SOURCE RECORDS:
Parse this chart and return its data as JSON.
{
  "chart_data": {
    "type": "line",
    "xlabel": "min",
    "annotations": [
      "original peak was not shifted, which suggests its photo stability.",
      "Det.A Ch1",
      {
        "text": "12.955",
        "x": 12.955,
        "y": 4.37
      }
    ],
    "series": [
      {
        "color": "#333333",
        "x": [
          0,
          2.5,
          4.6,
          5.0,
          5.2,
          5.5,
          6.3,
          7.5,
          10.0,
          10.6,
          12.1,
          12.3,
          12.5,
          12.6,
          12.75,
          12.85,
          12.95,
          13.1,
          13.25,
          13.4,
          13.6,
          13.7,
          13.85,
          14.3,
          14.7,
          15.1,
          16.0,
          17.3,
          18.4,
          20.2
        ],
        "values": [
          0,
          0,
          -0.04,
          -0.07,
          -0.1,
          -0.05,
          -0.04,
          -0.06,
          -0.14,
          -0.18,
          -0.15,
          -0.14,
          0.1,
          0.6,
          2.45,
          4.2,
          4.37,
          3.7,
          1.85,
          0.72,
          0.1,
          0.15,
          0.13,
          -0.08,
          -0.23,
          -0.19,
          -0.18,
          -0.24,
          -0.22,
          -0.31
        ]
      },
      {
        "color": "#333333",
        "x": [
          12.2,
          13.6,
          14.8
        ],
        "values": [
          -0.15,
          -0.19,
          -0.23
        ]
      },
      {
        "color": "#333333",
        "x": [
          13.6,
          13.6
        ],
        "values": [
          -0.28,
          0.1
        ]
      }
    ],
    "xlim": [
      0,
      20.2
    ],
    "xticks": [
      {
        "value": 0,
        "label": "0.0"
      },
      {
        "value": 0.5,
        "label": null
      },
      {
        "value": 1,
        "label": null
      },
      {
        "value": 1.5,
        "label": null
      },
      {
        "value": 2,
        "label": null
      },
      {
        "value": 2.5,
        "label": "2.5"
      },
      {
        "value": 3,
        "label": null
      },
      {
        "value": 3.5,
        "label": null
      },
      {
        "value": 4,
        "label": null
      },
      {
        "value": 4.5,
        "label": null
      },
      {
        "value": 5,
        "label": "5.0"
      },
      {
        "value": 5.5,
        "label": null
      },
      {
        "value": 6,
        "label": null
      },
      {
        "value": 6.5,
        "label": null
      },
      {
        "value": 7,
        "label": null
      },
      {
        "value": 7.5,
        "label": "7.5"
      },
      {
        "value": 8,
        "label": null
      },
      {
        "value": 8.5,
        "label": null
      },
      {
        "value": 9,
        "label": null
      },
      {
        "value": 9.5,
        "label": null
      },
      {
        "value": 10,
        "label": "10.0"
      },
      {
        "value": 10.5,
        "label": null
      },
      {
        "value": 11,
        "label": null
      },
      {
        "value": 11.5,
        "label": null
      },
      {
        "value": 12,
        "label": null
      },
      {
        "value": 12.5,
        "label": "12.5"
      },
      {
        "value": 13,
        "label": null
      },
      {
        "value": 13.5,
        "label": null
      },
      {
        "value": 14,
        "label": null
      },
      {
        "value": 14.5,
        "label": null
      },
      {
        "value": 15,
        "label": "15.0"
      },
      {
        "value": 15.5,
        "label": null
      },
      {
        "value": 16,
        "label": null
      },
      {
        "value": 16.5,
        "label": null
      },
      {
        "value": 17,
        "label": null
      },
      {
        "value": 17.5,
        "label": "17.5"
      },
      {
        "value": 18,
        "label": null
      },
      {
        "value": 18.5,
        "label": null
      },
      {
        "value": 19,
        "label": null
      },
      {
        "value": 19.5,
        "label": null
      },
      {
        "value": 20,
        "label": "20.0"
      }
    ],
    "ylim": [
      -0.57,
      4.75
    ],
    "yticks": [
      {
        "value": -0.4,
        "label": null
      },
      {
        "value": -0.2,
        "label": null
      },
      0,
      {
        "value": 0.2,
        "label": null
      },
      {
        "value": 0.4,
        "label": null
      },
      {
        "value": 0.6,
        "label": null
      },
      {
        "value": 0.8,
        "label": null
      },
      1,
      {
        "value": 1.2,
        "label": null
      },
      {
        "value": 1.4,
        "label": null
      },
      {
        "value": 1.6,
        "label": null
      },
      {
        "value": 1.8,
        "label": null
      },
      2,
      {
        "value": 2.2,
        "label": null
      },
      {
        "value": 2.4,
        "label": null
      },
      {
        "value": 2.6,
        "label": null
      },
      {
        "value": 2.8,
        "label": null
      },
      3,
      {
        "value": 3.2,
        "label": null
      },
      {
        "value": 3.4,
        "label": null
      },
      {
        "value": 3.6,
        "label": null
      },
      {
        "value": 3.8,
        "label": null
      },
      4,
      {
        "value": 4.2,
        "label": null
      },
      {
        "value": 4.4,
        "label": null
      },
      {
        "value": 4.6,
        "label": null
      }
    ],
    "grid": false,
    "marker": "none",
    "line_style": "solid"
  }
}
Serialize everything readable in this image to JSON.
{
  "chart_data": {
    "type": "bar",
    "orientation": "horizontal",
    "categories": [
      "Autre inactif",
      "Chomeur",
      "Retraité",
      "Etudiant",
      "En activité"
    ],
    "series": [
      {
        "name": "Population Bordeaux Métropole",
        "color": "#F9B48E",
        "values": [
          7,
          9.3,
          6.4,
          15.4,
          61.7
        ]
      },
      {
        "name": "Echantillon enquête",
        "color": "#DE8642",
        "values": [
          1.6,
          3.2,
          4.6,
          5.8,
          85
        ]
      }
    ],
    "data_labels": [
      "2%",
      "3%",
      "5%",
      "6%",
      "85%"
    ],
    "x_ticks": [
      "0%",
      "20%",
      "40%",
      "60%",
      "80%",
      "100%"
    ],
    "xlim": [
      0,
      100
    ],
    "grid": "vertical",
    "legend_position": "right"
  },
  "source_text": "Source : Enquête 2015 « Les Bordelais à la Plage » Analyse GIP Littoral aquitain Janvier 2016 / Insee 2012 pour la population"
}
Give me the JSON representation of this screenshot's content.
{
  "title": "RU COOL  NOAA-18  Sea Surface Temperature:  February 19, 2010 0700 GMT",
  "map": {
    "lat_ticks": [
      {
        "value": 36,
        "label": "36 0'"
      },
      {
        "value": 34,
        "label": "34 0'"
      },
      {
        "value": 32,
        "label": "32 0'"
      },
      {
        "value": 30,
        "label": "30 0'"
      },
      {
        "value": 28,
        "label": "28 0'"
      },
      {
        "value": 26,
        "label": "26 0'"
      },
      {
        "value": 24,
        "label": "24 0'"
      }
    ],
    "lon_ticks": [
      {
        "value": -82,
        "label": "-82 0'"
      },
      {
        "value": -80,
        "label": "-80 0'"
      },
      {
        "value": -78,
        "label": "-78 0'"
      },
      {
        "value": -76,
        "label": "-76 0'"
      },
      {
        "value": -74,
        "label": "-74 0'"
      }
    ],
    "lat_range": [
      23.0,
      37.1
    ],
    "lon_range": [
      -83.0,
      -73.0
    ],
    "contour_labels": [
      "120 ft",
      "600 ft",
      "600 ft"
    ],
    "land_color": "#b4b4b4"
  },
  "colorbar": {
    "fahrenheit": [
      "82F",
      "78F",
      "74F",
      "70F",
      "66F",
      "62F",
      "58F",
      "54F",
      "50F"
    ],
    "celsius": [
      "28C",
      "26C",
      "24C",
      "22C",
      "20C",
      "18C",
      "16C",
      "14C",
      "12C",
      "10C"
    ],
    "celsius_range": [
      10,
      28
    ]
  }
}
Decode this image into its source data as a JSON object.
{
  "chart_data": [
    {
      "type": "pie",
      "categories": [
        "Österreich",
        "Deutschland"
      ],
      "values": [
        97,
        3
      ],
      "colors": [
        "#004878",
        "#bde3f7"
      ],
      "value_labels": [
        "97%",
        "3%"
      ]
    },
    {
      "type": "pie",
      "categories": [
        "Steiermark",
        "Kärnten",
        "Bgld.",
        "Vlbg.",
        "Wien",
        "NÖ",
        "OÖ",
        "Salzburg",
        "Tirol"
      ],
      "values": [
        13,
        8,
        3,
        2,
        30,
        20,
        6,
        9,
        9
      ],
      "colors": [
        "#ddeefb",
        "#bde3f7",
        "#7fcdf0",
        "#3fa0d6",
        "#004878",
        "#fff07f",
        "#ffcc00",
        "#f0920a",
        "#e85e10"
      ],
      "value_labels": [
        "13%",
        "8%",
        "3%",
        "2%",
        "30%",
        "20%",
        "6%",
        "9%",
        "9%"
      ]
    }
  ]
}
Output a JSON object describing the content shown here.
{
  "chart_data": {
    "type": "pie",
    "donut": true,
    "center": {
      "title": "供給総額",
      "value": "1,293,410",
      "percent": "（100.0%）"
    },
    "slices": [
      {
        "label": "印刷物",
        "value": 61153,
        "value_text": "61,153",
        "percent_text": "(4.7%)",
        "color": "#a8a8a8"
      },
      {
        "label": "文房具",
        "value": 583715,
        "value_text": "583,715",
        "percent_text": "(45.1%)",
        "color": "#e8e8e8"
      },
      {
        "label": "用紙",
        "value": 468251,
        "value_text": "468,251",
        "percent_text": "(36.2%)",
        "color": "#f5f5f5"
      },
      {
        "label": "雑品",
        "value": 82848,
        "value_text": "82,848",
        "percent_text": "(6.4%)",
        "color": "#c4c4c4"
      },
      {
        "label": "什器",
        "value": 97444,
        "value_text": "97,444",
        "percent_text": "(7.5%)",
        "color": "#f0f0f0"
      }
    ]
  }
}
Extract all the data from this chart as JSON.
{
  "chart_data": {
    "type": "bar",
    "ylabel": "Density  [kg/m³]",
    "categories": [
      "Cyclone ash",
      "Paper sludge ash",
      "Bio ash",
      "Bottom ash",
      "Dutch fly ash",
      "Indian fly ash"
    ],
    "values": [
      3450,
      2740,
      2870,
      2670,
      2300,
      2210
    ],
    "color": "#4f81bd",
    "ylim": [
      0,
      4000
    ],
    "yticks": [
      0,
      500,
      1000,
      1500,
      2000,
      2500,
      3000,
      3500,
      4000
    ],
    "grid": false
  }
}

YOUR INSTRUCTIONS:
Reproduce the listing above exactly from the line containing "Output a JSON" through its last line, with both of those lines included.

FINAL ANSWER:
Output a JSON object describing the content shown here.
{
  "chart_data": {
    "type": "pie",
    "donut": true,
    "center": {
      "title": "供給総額",
      "value": "1,293,410",
      "percent": "（100.0%）"
    },
    "slices": [
      {
        "label": "印刷物",
        "value": 61153,
        "value_text": "61,153",
        "percent_text": "(4.7%)",
        "color": "#a8a8a8"
      },
      {
        "label": "文房具",
        "value": 583715,
        "value_text": "583,715",
        "percent_text": "(45.1%)",
        "color": "#e8e8e8"
      },
      {
        "label": "用紙",
        "value": 468251,
        "value_text": "468,251",
        "percent_text": "(36.2%)",
        "color": "#f5f5f5"
      },
      {
        "label": "雑品",
        "value": 82848,
        "value_text": "82,848",
        "percent_text": "(6.4%)",
        "color": "#c4c4c4"
      },
      {
        "label": "什器",
        "value": 97444,
        "value_text": "97,444",
        "percent_text": "(7.5%)",
        "color": "#f0f0f0"
      }
    ]
  }
}
Extract all the data from this chart as JSON.
{
  "chart_data": {
    "type": "bar",
    "ylabel": "Density  [kg/m³]",
    "categories": [
      "Cyclone ash",
      "Paper sludge ash",
      "Bio ash",
      "Bottom ash",
      "Dutch fly ash",
      "Indian fly ash"
    ],
    "values": [
      3450,
      2740,
      2870,
      2670,
      2300,
      2210
    ],
    "color": "#4f81bd",
    "ylim": [
      0,
      4000
    ],
    "yticks": [
      0,
      500,
      1000,
      1500,
      2000,
      2500,
      3000,
      3500,
      4000
    ],
    "grid": false
  }
}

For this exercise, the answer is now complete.